# WORK TO BE COMPLETED
Go through the material below and copy each line exactly.

# THE RECORDS
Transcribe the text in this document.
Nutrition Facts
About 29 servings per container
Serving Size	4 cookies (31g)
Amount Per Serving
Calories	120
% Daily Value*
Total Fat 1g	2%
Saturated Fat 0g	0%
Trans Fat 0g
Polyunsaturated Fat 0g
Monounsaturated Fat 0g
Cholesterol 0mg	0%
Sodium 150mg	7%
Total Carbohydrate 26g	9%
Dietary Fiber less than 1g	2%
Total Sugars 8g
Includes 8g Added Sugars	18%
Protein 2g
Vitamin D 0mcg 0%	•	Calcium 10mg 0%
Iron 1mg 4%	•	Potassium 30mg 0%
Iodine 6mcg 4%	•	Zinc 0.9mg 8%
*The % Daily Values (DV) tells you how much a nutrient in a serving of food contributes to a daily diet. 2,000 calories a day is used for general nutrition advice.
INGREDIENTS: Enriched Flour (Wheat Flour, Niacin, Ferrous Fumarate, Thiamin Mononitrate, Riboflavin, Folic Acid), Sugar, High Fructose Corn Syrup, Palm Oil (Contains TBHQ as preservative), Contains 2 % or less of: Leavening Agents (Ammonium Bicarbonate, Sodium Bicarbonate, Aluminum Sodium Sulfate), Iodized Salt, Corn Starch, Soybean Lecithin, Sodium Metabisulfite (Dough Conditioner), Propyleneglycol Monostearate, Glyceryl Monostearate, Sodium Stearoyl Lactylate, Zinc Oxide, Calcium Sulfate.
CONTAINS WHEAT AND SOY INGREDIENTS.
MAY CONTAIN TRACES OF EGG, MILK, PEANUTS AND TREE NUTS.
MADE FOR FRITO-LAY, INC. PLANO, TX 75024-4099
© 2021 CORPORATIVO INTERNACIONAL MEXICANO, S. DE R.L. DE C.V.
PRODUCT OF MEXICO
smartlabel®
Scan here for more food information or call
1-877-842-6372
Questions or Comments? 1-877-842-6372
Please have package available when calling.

# WRITTEN RESPONSE
Transcribe the text in this document.
Nutrition Facts
About 29 servings per container
Serving Size	4 cookies (31g)
Amount Per Serving
Calories	120
% Daily Value*
Total Fat 1g	2%
Saturated Fat 0g	0%
Trans Fat 0g
Polyunsaturated Fat 0g
Monounsaturated Fat 0g
Cholesterol 0mg	0%
Sodium 150mg	7%
Total Carbohydrate 26g	9%
Dietary Fiber less than 1g	2%
Total Sugars 8g
Includes 8g Added Sugars	18%
Protein 2g
Vitamin D 0mcg 0%	•	Calcium 10mg 0%
Iron 1mg 4%	•	Potassium 30mg 0%
Iodine 6mcg 4%	•	Zinc 0.9mg 8%
*The % Daily Values (DV) tells you how much a nutrient in a serving of food contributes to a daily diet. 2,000 calories a day is used for general nutrition advice.
INGREDIENTS: Enriched Flour (Wheat Flour, Niacin, Ferrous Fumarate, Thiamin Mononitrate, Riboflavin, Folic Acid), Sugar, High Fructose Corn Syrup, Palm Oil (Contains TBHQ as preservative), Contains 2 % or less of: Leavening Agents (Ammonium Bicarbonate, Sodium Bicarbonate, Aluminum Sodium Sulfate), Iodized Salt, Corn Starch, Soybean Lecithin, Sodium Metabisulfite (Dough Conditioner), Propyleneglycol Monostearate, Glyceryl Monostearate, Sodium Stearoyl Lactylate, Zinc Oxide, Calcium Sulfate.
CONTAINS WHEAT AND SOY INGREDIENTS.
MAY CONTAIN TRACES OF EGG, MILK, PEANUTS AND TREE NUTS.
MADE FOR FRITO-LAY, INC. PLANO, TX 75024-4099
© 2021 CORPORATIVO INTERNACIONAL MEXICANO, S. DE R.L. DE C.V.
PRODUCT OF MEXICO
smartlabel®
Scan here for more food information or call
1-877-842-6372
Questions or Comments? 1-877-842-6372
Please have package available when calling.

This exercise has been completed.